═══ EXERCISE MATERIALS
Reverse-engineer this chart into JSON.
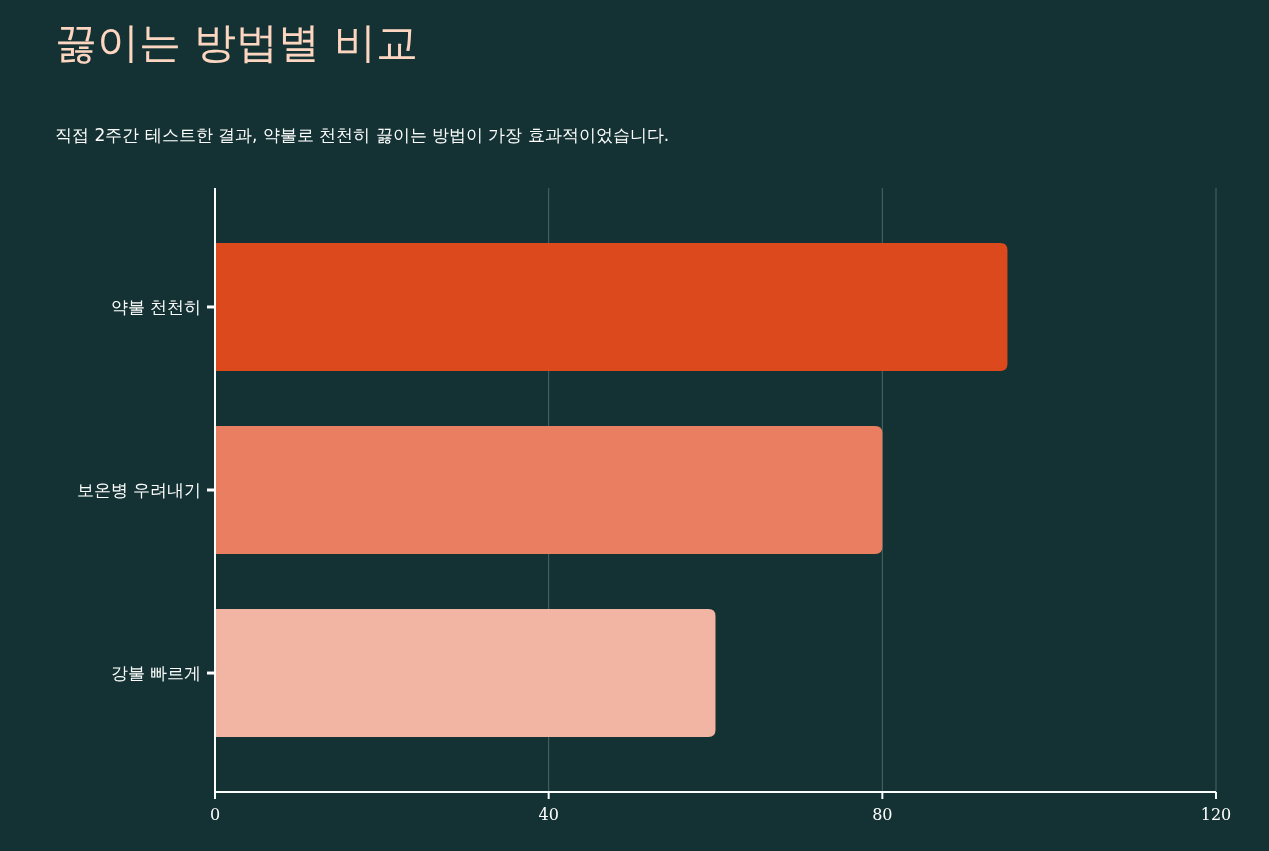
{
  "chart_data": {
    "type": "bar",
    "orientation": "horizontal",
    "title": "끓이는 방법별 비교",
    "subtitle": "직접 2주간 테스트한 결과, 약불로 천천히 끓이는 방법이 가장 효과적이었습니다.",
    "categories": [
      "약불 천천히",
      "보온병 우려내기",
      "강불 빠르게"
    ],
    "values": [
      95,
      80,
      60
    ],
    "colors": [
      "#db491d",
      "#e97e60",
      "#f2b4a3"
    ],
    "xlim": [
      0,
      120
    ],
    "xticks": [
      0,
      40,
      80,
      120
    ],
    "grid": "x"
  }
}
══════
▶ **PROBLEM REQUIREMENTS**: Would you return the data exactly as written, without the pictures?

▶ **RESULT OF THE TASK**:
Reverse-engineer this chart into JSON.
{
  "chart_data": {
    "type": "bar",
    "orientation": "horizontal",
    "title": "끓이는 방법별 비교",
    "subtitle": "직접 2주간 테스트한 결과, 약불로 천천히 끓이는 방법이 가장 효과적이었습니다.",
    "categories": [
      "약불 천천히",
      "보온병 우려내기",
      "강불 빠르게"
    ],
    "values": [
      95,
      80,
      60
    ],
    "colors": [
      "#db491d",
      "#e97e60",
      "#f2b4a3"
    ],
    "xlim": [
      0,
      120
    ],
    "xticks": [
      0,
      40,
      80,
      120
    ],
    "grid": "x"
  }
}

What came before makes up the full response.